#### [DOCUMENT TEXT]
# # # # #
An analytical and numerical solution for the free vibration of laminated polymeric composite plates with different layups is studied in this paper. The governing equations of the laminated composite plates are derived from the classical laminated plate theory (CLPT) and the first-order shear deformation plate theory (FSDT). General layups are evaluated by the assumption of cross-ply and angle-ply laminated plates. The solver is coded in MATLAB. As a verification method, a finite element code using ANSYS is also developed. The effects of lamination angle, plate aspect ratio and modulus ratio on the fundamental natural frequencies of a laminated composite are also investigated and good agreement is found between the results evaluated and those available in the open literature. The results show that the fundamental frequency increases with the modular ratio and the bending-stretching coupling lowers the vibration frequencies for both cross-ply and angle-ply laminates with the CLPT. Also it is found that the effect of bending-stretching coupling, transverse shear deformation and rotary inertia is to lower the fundamental frequencies.

A composite material can be defined as a combination of two or more materials that results in better properties than those of the individual components used alone. In contrast to metallic alloys, each material retains its separate chemical, physical and mechanical properties. The two constituents are reinforcement and a matrix. When composites are compared to bulk materials, the main advantages of composite materials are their high strength and stiffness, combined with low density, allowing for a weight reduction in the finished part. The reinforcing phase provides the strength and stiffness. In most cases, the reinforcement is harder, stronger and stiffer than the matrix. The reinforcement is usually a fiber or a particulate. Particulate composites have dimensions that are approximately equal in all directions. They may be spherical, platelets, or any other regular or irregular geometry. Particulate composites tend to be much weaker and less stiff than continuous-fiber composites, but they are usually much less expensive. Particulate reinforced composites usually contain less reinforcement (up to 40 volume percent to 50 volume percent) due to processing difficulties and brittleness [1].
# # # # #
#### [DATA SHOWN]
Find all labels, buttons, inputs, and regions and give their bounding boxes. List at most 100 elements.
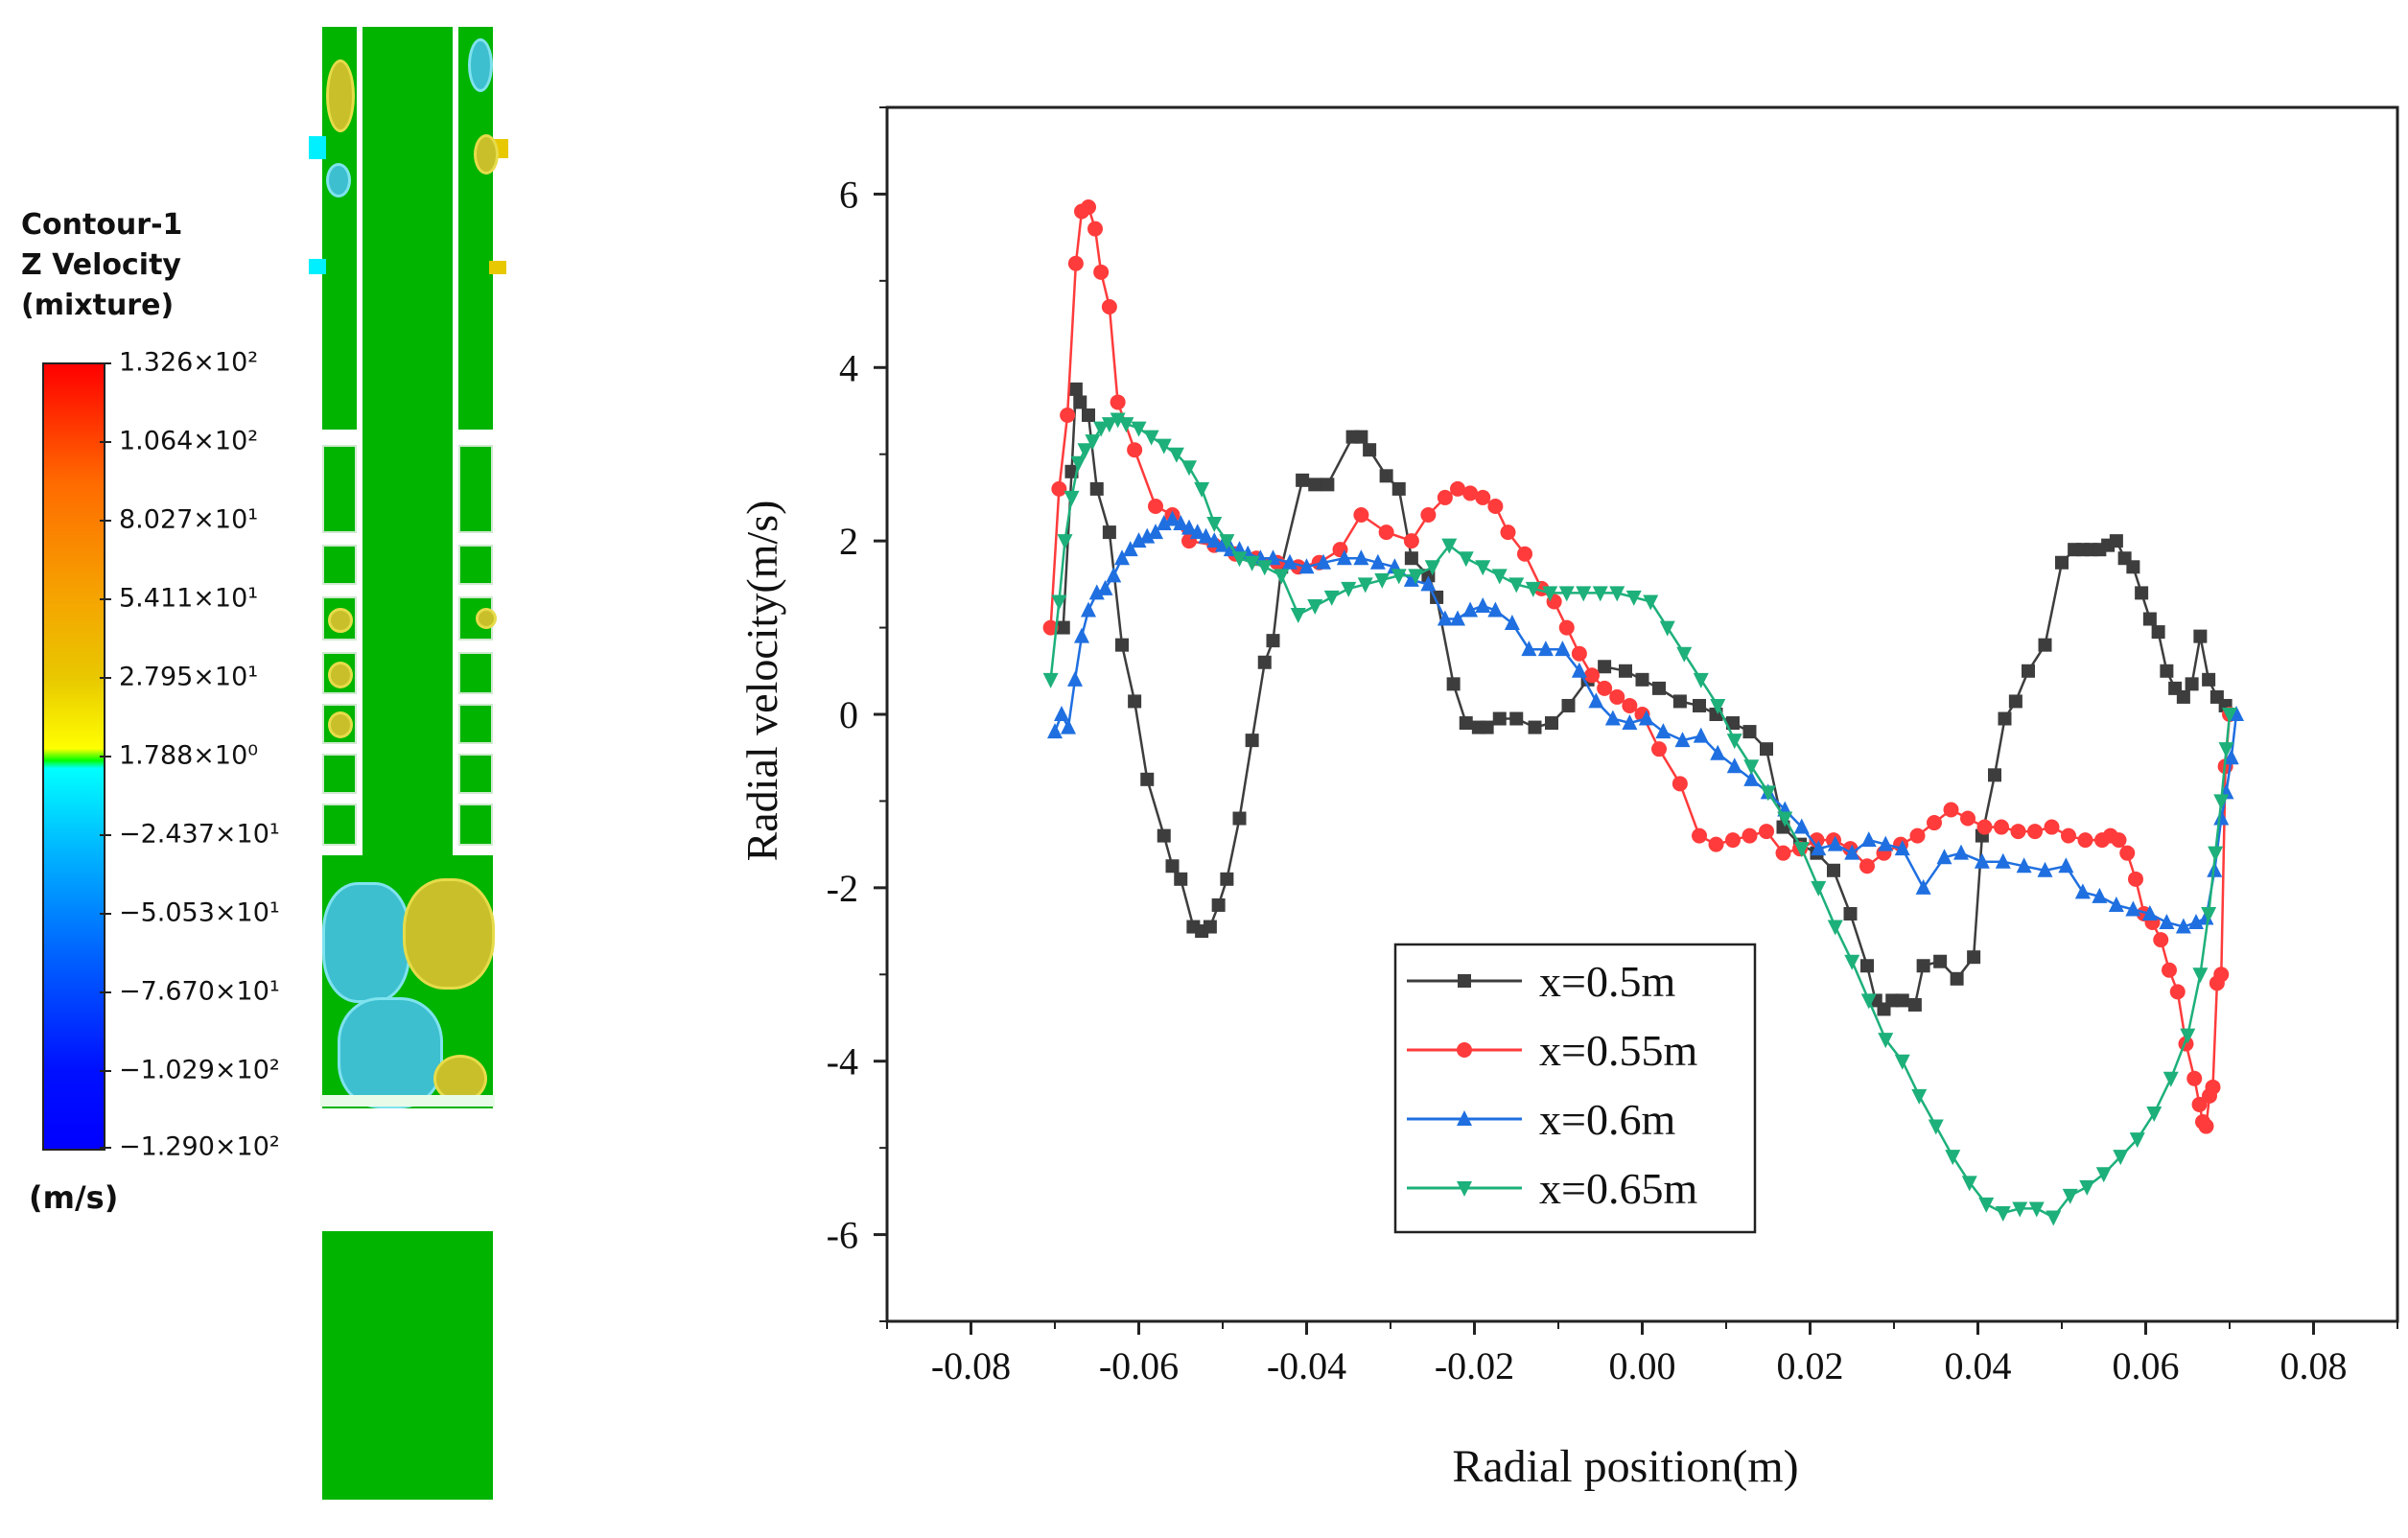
# # # # #
Render into French this sentence from the text on laminated composite plates: "In contrast to metallic alloys, each material retains its separate chemical, physical and mechanical properties."

Contrairement aux alliages métalliques, chaque matériau conserve ses propres propriétés chimiques, physiques et mécaniques.